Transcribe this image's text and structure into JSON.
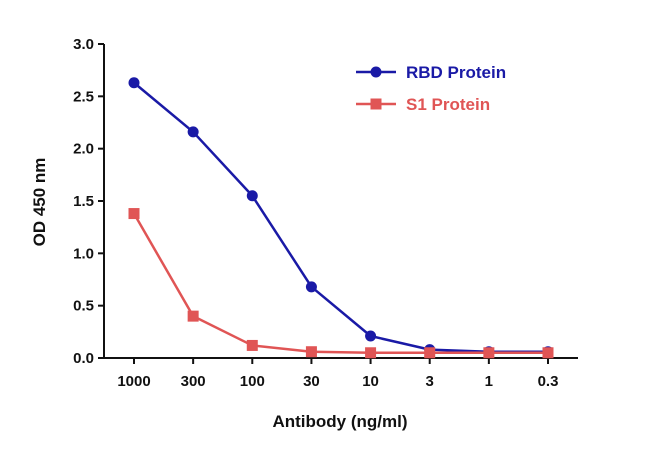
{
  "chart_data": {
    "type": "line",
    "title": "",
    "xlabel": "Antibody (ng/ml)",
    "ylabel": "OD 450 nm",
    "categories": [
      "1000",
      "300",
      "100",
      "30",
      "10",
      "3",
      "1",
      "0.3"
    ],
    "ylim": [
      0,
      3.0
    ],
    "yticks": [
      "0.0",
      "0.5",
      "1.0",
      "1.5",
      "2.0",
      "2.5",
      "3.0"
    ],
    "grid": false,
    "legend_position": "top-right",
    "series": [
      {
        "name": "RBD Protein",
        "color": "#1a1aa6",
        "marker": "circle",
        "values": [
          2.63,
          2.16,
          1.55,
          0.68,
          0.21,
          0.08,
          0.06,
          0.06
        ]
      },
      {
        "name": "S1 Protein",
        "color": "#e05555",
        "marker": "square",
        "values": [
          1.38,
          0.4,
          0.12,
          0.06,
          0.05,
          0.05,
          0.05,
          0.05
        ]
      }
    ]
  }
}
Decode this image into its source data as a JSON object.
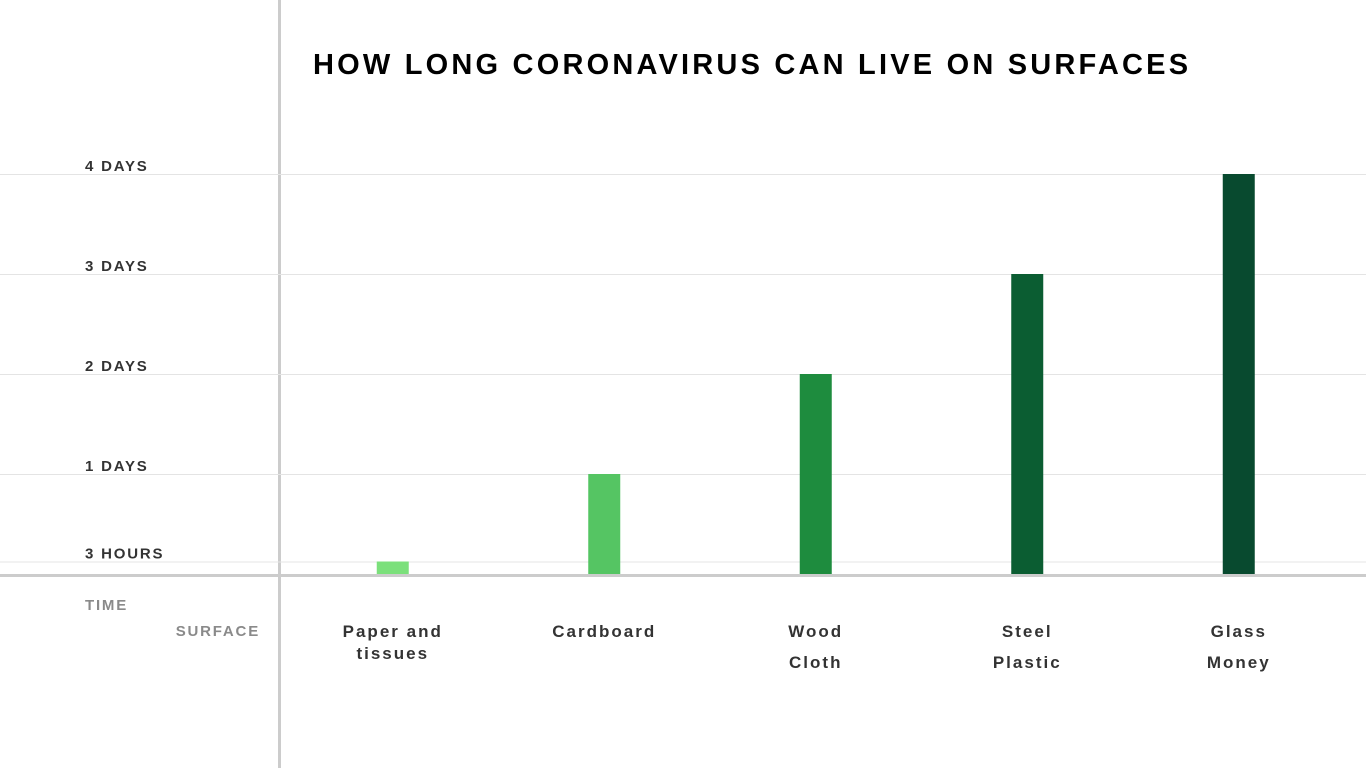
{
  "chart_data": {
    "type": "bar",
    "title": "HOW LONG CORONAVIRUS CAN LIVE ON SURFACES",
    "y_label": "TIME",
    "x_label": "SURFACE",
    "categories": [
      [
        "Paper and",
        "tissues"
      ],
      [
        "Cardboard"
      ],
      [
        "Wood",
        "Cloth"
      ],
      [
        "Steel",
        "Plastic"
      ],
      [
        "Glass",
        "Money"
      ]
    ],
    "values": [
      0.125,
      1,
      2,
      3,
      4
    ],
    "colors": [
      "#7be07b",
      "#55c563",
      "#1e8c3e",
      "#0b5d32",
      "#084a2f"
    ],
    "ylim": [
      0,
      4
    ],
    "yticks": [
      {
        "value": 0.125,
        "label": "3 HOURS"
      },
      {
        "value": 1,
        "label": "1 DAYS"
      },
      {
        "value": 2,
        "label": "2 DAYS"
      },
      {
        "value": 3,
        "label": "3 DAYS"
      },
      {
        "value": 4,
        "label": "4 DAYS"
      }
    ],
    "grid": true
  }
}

*What is needed*:
A single number is required: the count of lines in the records that include the string "into".

*Reply*:
2